-- Start --
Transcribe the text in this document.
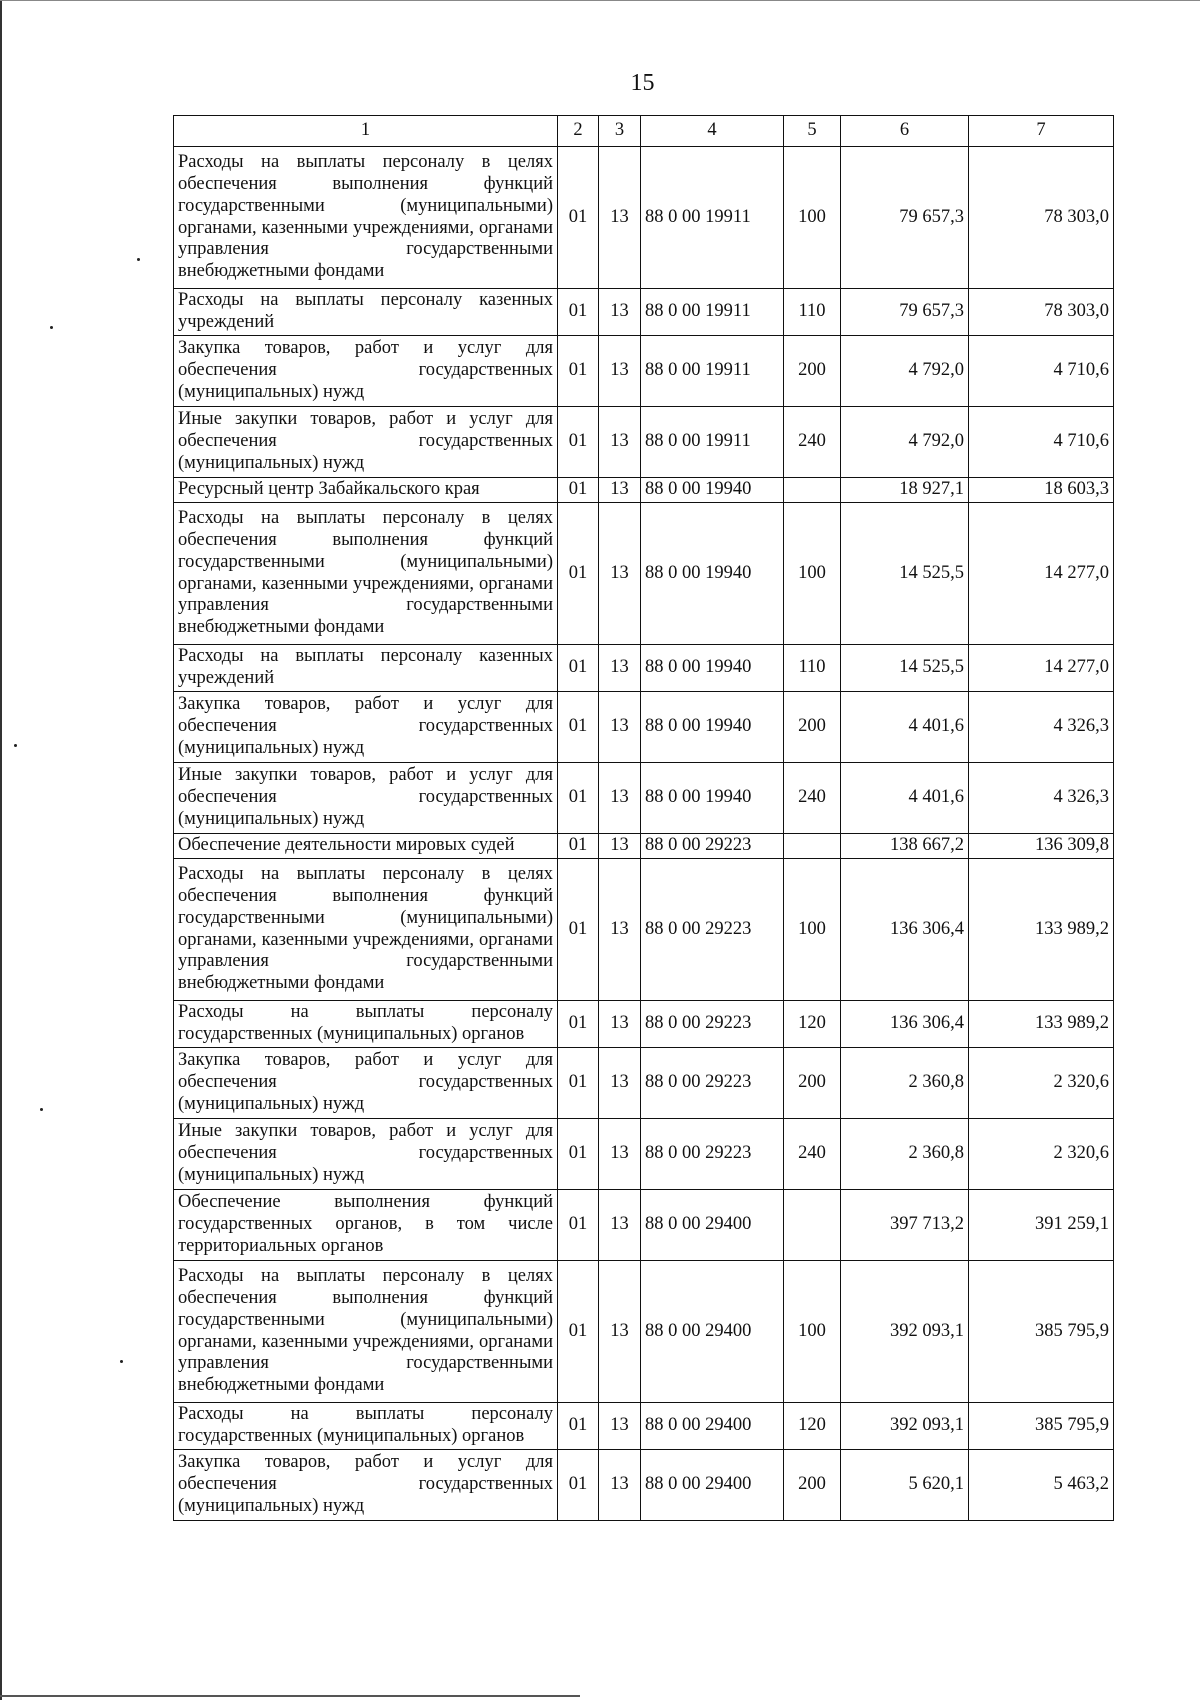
15
1	2	3	4	5	6	7
Расходы на выплаты персоналу в целях обеспечения выполнения функций государственными (муниципальными) органами, казенными учреждениями, органами управления государственными внебюджетными фондами	01	13	88 0 00 19911	100	79 657,3	78 303,0
Расходы на выплаты персоналу казенных учреждений	01	13	88 0 00 19911	110	79 657,3	78 303,0
Закупка товаров, работ и услуг для обеспечения государственных (муниципальных) нужд	01	13	88 0 00 19911	200	4 792,0	4 710,6
Иные закупки товаров, работ и услуг для обеспечения государственных (муниципальных) нужд	01	13	88 0 00 19911	240	4 792,0	4 710,6
Ресурсный центр Забайкальского края	01	13	88 0 00 19940		18 927,1	18 603,3
Расходы на выплаты персоналу в целях обеспечения выполнения функций государственными (муниципальными) органами, казенными учреждениями, органами управления государственными внебюджетными фондами	01	13	88 0 00 19940	100	14 525,5	14 277,0
Расходы на выплаты персоналу казенных учреждений	01	13	88 0 00 19940	110	14 525,5	14 277,0
Закупка товаров, работ и услуг для обеспечения государственных (муниципальных) нужд	01	13	88 0 00 19940	200	4 401,6	4 326,3
Иные закупки товаров, работ и услуг для обеспечения государственных (муниципальных) нужд	01	13	88 0 00 19940	240	4 401,6	4 326,3
Обеспечение деятельности мировых судей	01	13	88 0 00 29223		138 667,2	136 309,8
Расходы на выплаты персоналу в целях обеспечения выполнения функций государственными (муниципальными) органами, казенными учреждениями, органами управления государственными внебюджетными фондами	01	13	88 0 00 29223	100	136 306,4	133 989,2
Расходы на выплаты персоналу государственных (муниципальных) органов	01	13	88 0 00 29223	120	136 306,4	133 989,2
Закупка товаров, работ и услуг для обеспечения государственных (муниципальных) нужд	01	13	88 0 00 29223	200	2 360,8	2 320,6
Иные закупки товаров, работ и услуг для обеспечения государственных (муниципальных) нужд	01	13	88 0 00 29223	240	2 360,8	2 320,6
Обеспечение выполнения функций государственных органов, в том числе территориальных органов	01	13	88 0 00 29400		397 713,2	391 259,1
Расходы на выплаты персоналу в целях обеспечения выполнения функций государственными (муниципальными) органами, казенными учреждениями, органами управления государственными внебюджетными фондами	01	13	88 0 00 29400	100	392 093,1	385 795,9
Расходы на выплаты персоналу государственных (муниципальных) органов	01	13	88 0 00 29400	120	392 093,1	385 795,9
Закупка товаров, работ и услуг для обеспечения государственных (муниципальных) нужд	01	13	88 0 00 29400	200	5 620,1	5 463,2
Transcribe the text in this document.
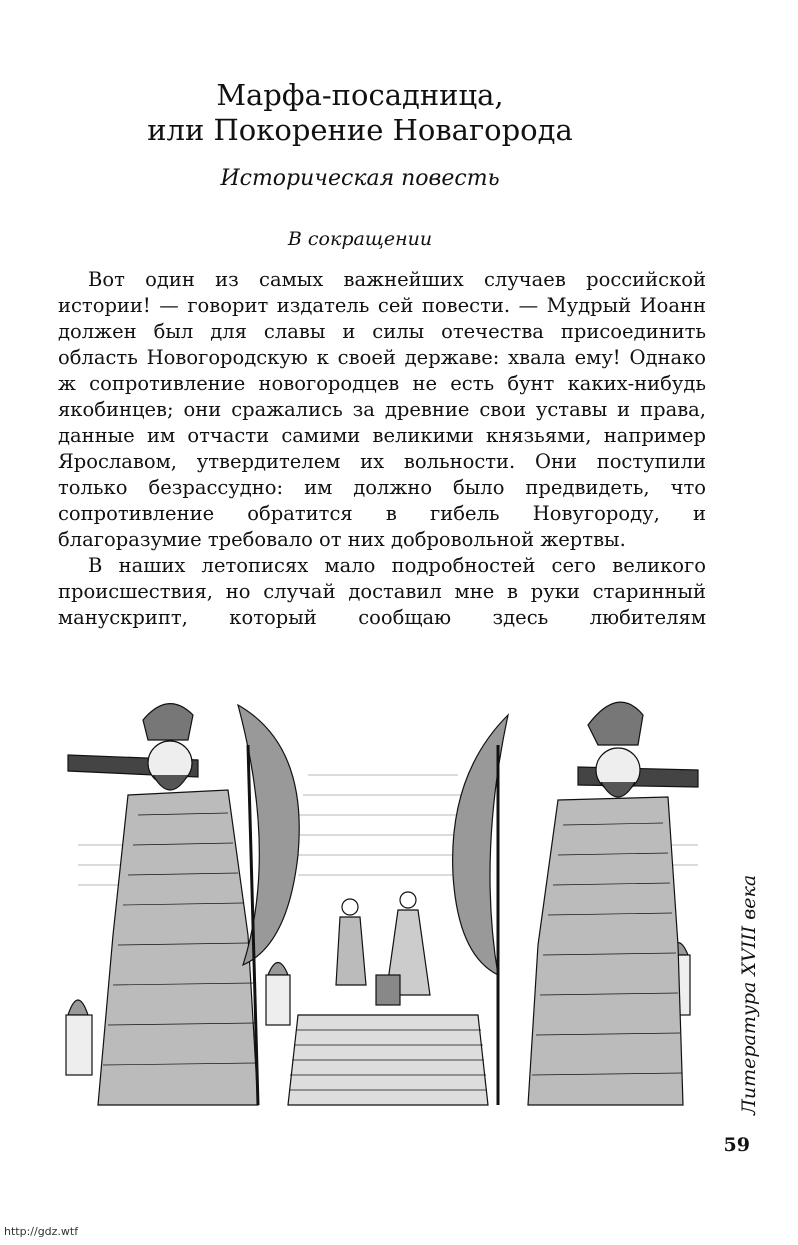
Марфа-посадница,
или Покорение Новагорода
Историческая повесть
В сокращении

Вот один из самых важнейших случаев российской истории! — говорит издатель сей повести. — Мудрый Иоанн должен был для славы и силы отечества присоединить область Новогородскую к своей державе: хвала ему! Однако ж сопротивление новогородцев не есть бунт каких-нибудь якобинцев; они сражались за древние свои уставы и права, данные им отчасти самими великими князьями, например Ярославом, утвердителем их вольности. Они поступили только безрассудно: им должно было предвидеть, что сопротивление обратится в гибель Новугороду, и благоразумие требовало от них добровольной жертвы.

В наших летописях мало подробностей сего великого происшествия, но случай доставил мне в руки старинный манускрипт, который сообщаю здесь любителям

Литература XVIII века
59
http://gdz.wtf
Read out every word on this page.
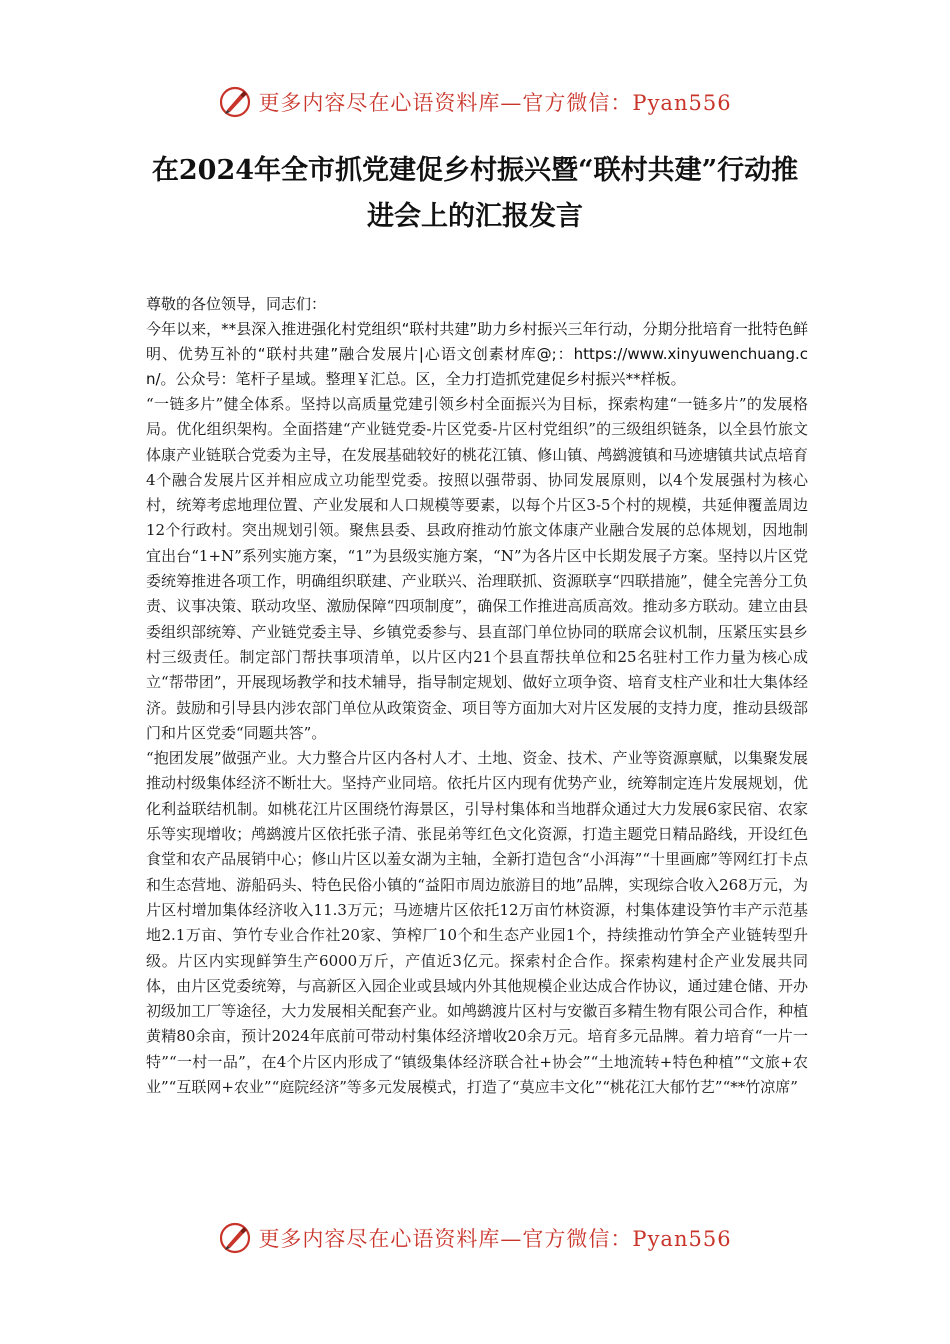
更多内容尽在心语资料库—官方微信：Pyan556
在2024年全市抓党建促乡村振兴暨“联村共建”行动推进会上的汇报发言

尊敬的各位领导，同志们：

今年以来，**县深入推进强化村党组织“联村共建”助力乡村振兴三年行动，分期分批培育一批特色鲜明、优势互补的“联村共建”融合发展片|心语文创素材库@;：https://www.xinyuwenchuang.cn/。公众号：笔杆子星域。整理￥汇总。区，全力打造抓党建促乡村振兴**样板。

“一链多片”健全体系。坚持以高质量党建引领乡村全面振兴为目标，探索构建“一链多片”的发展格局。优化组织架构。全面搭建“产业链党委-片区党委-片区村党组织”的三级组织链条，以全县竹旅文体康产业链联合党委为主导，在发展基础较好的桃花江镇、修山镇、鸬鹚渡镇和马迹塘镇共试点培育4个融合发展片区并相应成立功能型党委。按照以强带弱、协同发展原则，以4个发展强村为核心村，统筹考虑地理位置、产业发展和人口规模等要素，以每个片区3-5个村的规模，共延伸覆盖周边12个行政村。突出规划引领。聚焦县委、县政府推动竹旅文体康产业融合发展的总体规划，因地制宜出台“1+N”系列实施方案，“1”为县级实施方案，“N”为各片区中长期发展子方案。坚持以片区党委统筹推进各项工作，明确组织联建、产业联兴、治理联抓、资源联享“四联措施”，健全完善分工负责、议事决策、联动攻坚、激励保障“四项制度”，确保工作推进高质高效。推动多方联动。建立由县委组织部统筹、产业链党委主导、乡镇党委参与、县直部门单位协同的联席会议机制，压紧压实县乡村三级责任。制定部门帮扶事项清单，以片区内21个县直帮扶单位和25名驻村工作力量为核心成立“帮带团”，开展现场教学和技术辅导，指导制定规划、做好立项争资、培育支柱产业和壮大集体经济。鼓励和引导县内涉农部门单位从政策资金、项目等方面加大对片区发展的支持力度，推动县级部门和片区党委“同题共答”。

“抱团发展”做强产业。大力整合片区内各村人才、土地、资金、技术、产业等资源禀赋，以集聚发展推动村级集体经济不断壮大。坚持产业同培。依托片区内现有优势产业，统筹制定连片发展规划，优化利益联结机制。如桃花江片区围绕竹海景区，引导村集体和当地群众通过大力发展6家民宿、农家乐等实现增收；鸬鹚渡片区依托张子清、张昆弟等红色文化资源，打造主题党日精品路线，开设红色食堂和农产品展销中心；修山片区以羞女湖为主轴，全新打造包含“小洱海”“十里画廊”等网红打卡点和生态营地、游船码头、特色民俗小镇的“益阳市周边旅游目的地”品牌，实现综合收入268万元，为片区村增加集体经济收入11.3万元；马迹塘片区依托12万亩竹林资源，村集体建设笋竹丰产示范基地2.1万亩、笋竹专业合作社20家、笋榨厂10个和生态产业园1个，持续推动竹笋全产业链转型升级。片区内实现鲜笋生产6000万斤，产值近3亿元。探索村企合作。探索构建村企产业发展共同体，由片区党委统筹，与高新区入园企业或县域内外其他规模企业达成合作协议，通过建仓储、开办初级加工厂等途径，大力发展相关配套产业。如鸬鹚渡片区村与安徽百多精生物有限公司合作，种植黄精80余亩，预计2024年底前可带动村集体经济增收20余万元。培育多元品牌。着力培育“一片一特”“一村一品”，在4个片区内形成了“镇级集体经济联合社+协会”“土地流转+特色种植”“文旅+农业”“互联网+农业”“庭院经济”等多元发展模式，打造了“莫应丰文化”“桃花江大郁竹艺”“**竹凉席”

更多内容尽在心语资料库—官方微信：Pyan556
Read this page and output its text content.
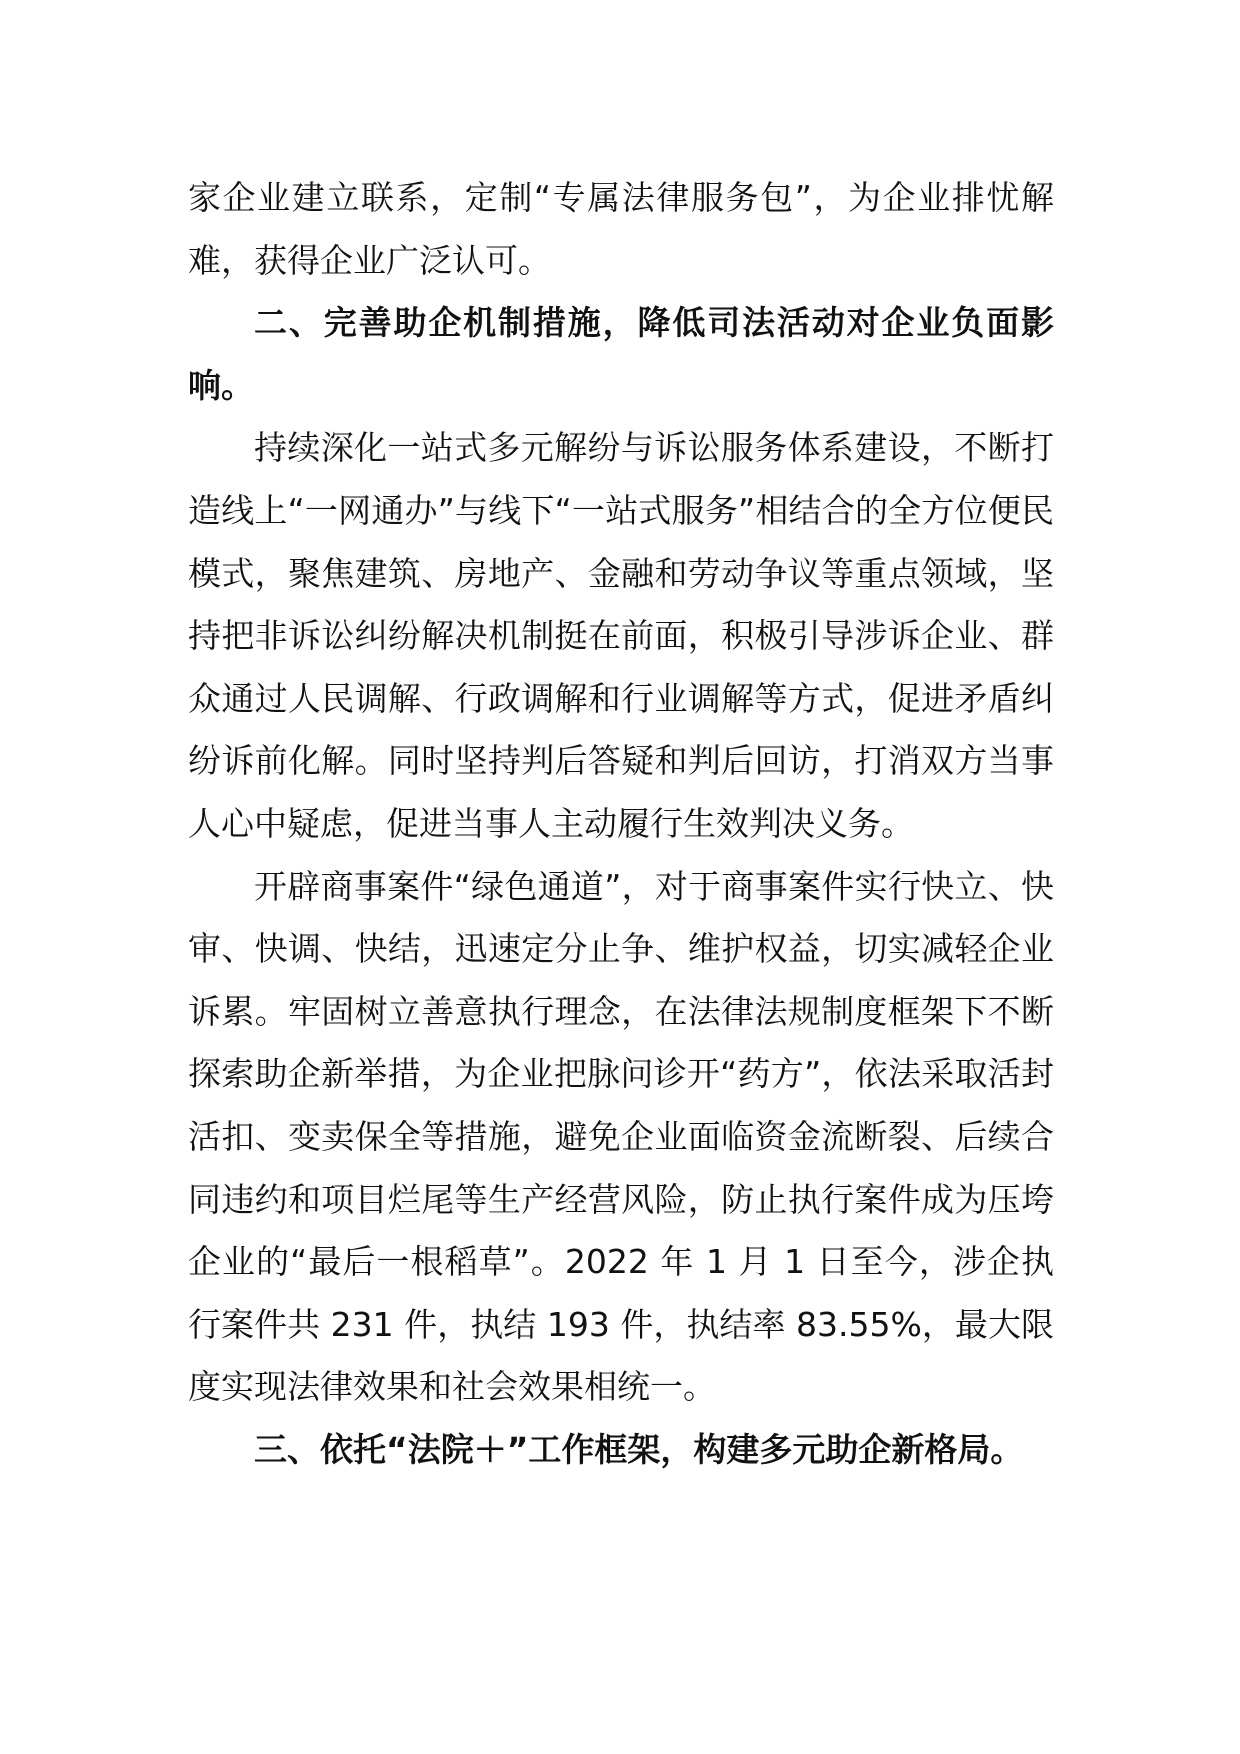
家企业建立联系，定制“专属法律服务包”，为企业排忧解难，获得企业广泛认可。

二、完善助企机制措施，降低司法活动对企业负面影响。

持续深化一站式多元解纷与诉讼服务体系建设，不断打造线上“一网通办”与线下“一站式服务”相结合的全方位便民模式，聚焦建筑、房地产、金融和劳动争议等重点领域，坚持把非诉讼纠纷解决机制挺在前面，积极引导涉诉企业、群众通过人民调解、行政调解和行业调解等方式，促进矛盾纠纷诉前化解。同时坚持判后答疑和判后回访，打消双方当事人心中疑虑，促进当事人主动履行生效判决义务。

开辟商事案件“绿色通道”，对于商事案件实行快立、快审、快调、快结，迅速定分止争、维护权益，切实减轻企业诉累。牢固树立善意执行理念，在法律法规制度框架下不断探索助企新举措，为企业把脉问诊开“药方”，依法采取活封活扣、变卖保全等措施，避免企业面临资金流断裂、后续合同违约和项目烂尾等生产经营风险，防止执行案件成为压垮企业的“最后一根稻草”。2022 年 1 月 1 日至今，涉企执行案件共 231 件，执结 193 件，执结率 83.55%，最大限度实现法律效果和社会效果相统一。

三、依托“法院＋”工作框架，构建多元助企新格局。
-- End --
### WHAT YOU WILL DO
From the records above, pull out each line that has "Закупка".

### WORKED SOLUTION
Закупка товаров, работ и услуг для обеспечения государственных (муниципальных) нужд	01	13	88 0 00 19911	200	4 792,0	4 710,6
Закупка товаров, работ и услуг для обеспечения государственных (муниципальных) нужд	01	13	88 0 00 19940	200	4 401,6	4 326,3
Закупка товаров, работ и услуг для обеспечения государственных (муниципальных) нужд	01	13	88 0 00 29223	200	2 360,8	2 320,6
Закупка товаров, работ и услуг для обеспечения государственных (муниципальных) нужд	01	13	88 0 00 29400	200	5 620,1	5 463,2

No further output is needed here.